----- Data provided

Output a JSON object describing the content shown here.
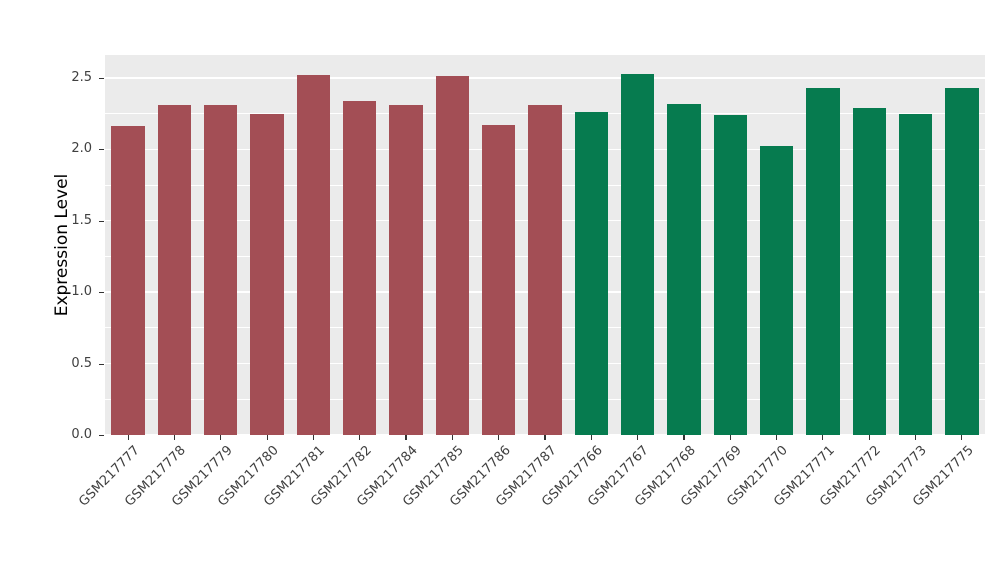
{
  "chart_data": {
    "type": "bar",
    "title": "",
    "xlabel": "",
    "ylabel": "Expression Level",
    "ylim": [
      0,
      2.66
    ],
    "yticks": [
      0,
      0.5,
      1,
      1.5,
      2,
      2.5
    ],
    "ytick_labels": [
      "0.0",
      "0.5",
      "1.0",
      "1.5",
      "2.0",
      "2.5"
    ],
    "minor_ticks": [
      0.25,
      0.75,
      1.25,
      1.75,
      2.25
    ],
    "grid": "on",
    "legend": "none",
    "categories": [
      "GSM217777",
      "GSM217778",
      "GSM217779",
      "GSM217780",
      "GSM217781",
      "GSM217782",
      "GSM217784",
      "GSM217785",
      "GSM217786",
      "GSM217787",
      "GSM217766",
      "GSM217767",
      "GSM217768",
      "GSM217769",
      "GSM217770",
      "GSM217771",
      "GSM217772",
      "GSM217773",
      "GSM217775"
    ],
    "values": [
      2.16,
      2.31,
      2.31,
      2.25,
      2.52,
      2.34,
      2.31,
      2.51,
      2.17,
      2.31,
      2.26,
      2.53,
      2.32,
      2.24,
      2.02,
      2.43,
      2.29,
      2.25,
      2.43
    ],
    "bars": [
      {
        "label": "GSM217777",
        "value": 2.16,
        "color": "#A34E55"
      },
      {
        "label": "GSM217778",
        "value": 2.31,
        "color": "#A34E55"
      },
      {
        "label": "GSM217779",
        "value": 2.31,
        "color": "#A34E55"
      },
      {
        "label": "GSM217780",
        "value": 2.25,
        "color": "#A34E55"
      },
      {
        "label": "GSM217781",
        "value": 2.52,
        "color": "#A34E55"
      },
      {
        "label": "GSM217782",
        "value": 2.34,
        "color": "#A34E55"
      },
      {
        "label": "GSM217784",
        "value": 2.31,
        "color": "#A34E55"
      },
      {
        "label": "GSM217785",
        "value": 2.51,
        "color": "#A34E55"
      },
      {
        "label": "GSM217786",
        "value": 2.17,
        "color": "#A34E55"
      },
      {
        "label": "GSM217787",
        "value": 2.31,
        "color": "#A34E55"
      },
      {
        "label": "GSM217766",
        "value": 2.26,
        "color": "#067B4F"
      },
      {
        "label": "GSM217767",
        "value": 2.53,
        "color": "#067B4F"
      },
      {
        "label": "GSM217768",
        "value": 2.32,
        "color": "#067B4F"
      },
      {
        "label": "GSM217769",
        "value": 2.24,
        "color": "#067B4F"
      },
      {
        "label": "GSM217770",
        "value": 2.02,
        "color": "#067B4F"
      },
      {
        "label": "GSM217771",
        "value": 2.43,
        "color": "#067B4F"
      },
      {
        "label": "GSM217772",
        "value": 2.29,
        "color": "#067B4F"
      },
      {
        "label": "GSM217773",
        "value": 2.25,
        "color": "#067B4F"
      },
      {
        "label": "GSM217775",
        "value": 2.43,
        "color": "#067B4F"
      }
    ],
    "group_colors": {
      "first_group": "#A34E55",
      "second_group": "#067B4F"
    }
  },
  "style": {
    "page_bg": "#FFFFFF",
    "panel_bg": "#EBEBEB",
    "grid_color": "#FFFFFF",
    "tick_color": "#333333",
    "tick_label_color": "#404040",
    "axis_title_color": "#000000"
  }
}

----------
----- Data provided

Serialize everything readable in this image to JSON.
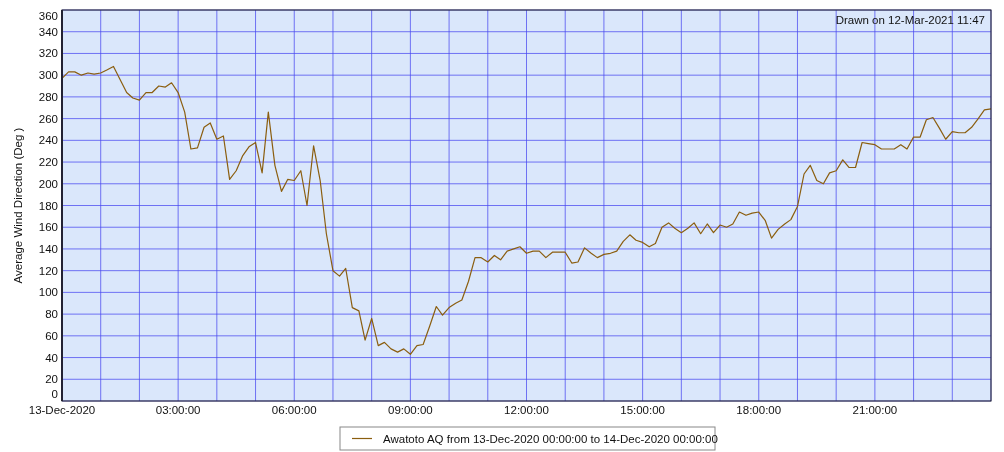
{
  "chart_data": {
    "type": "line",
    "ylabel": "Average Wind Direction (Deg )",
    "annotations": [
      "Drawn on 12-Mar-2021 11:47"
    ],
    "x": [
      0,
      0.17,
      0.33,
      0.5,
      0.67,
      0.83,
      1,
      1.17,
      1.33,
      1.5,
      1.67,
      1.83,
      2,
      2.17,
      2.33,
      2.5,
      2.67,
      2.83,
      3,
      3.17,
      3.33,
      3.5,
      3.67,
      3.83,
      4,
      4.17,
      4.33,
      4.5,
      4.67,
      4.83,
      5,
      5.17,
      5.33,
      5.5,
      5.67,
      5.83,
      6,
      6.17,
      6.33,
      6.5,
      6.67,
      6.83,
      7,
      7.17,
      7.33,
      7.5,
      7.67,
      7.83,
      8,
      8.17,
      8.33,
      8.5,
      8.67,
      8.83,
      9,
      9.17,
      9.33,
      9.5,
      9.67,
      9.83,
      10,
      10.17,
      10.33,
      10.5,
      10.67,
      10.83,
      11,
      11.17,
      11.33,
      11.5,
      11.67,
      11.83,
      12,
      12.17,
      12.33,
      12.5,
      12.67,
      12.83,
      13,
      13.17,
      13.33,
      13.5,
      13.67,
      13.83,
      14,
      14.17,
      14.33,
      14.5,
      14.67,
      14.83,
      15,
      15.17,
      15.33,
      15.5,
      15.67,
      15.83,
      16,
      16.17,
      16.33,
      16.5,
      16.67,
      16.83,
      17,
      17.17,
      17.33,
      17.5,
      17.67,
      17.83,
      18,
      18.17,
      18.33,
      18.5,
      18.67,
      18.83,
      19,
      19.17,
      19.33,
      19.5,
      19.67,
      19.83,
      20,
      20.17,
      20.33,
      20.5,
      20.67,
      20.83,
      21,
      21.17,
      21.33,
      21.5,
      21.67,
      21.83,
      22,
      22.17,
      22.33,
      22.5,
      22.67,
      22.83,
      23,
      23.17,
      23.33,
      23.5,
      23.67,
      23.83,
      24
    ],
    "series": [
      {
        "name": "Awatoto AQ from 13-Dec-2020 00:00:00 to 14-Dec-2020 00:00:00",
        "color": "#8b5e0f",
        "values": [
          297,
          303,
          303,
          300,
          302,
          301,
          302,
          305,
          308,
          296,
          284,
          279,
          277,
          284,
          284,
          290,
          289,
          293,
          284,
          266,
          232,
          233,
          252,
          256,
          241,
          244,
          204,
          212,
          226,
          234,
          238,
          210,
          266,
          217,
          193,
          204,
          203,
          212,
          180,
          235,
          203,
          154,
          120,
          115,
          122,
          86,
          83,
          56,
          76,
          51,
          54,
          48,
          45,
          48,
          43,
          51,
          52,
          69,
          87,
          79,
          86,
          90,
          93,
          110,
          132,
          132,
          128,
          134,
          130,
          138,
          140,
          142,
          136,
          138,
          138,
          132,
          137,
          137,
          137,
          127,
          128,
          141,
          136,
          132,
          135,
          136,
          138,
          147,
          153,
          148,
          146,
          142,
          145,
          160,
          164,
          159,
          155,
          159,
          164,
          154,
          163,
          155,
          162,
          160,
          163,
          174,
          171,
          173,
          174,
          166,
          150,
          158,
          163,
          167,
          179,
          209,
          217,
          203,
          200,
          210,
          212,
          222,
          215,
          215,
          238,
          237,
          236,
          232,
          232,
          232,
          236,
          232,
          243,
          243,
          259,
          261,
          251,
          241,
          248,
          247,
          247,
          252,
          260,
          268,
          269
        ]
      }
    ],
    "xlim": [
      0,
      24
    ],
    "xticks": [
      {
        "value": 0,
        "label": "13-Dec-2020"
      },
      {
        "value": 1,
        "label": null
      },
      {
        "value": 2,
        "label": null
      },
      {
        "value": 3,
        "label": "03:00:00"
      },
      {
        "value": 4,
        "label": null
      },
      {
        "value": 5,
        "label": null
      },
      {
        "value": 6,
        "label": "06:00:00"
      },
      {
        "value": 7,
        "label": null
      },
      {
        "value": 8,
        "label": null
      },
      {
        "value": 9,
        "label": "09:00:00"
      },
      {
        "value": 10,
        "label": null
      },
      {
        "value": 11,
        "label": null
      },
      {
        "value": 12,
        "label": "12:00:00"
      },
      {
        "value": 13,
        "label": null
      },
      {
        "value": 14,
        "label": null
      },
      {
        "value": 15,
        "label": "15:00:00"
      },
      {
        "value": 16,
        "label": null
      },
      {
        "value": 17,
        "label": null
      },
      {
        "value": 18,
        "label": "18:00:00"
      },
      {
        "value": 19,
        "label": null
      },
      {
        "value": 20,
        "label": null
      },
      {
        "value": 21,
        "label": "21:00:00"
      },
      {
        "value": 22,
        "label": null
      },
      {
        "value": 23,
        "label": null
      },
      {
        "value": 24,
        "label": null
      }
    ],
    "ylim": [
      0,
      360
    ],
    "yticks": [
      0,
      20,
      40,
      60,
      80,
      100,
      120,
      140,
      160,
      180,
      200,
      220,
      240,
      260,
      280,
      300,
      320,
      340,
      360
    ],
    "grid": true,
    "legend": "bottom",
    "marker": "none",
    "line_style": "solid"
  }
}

----------

## Instructions for the task
Go through the material above and copy each line that has the word "JSON".

## Output below
Output a JSON object describing the content shown here.
Serialize everything readable in this image to JSON.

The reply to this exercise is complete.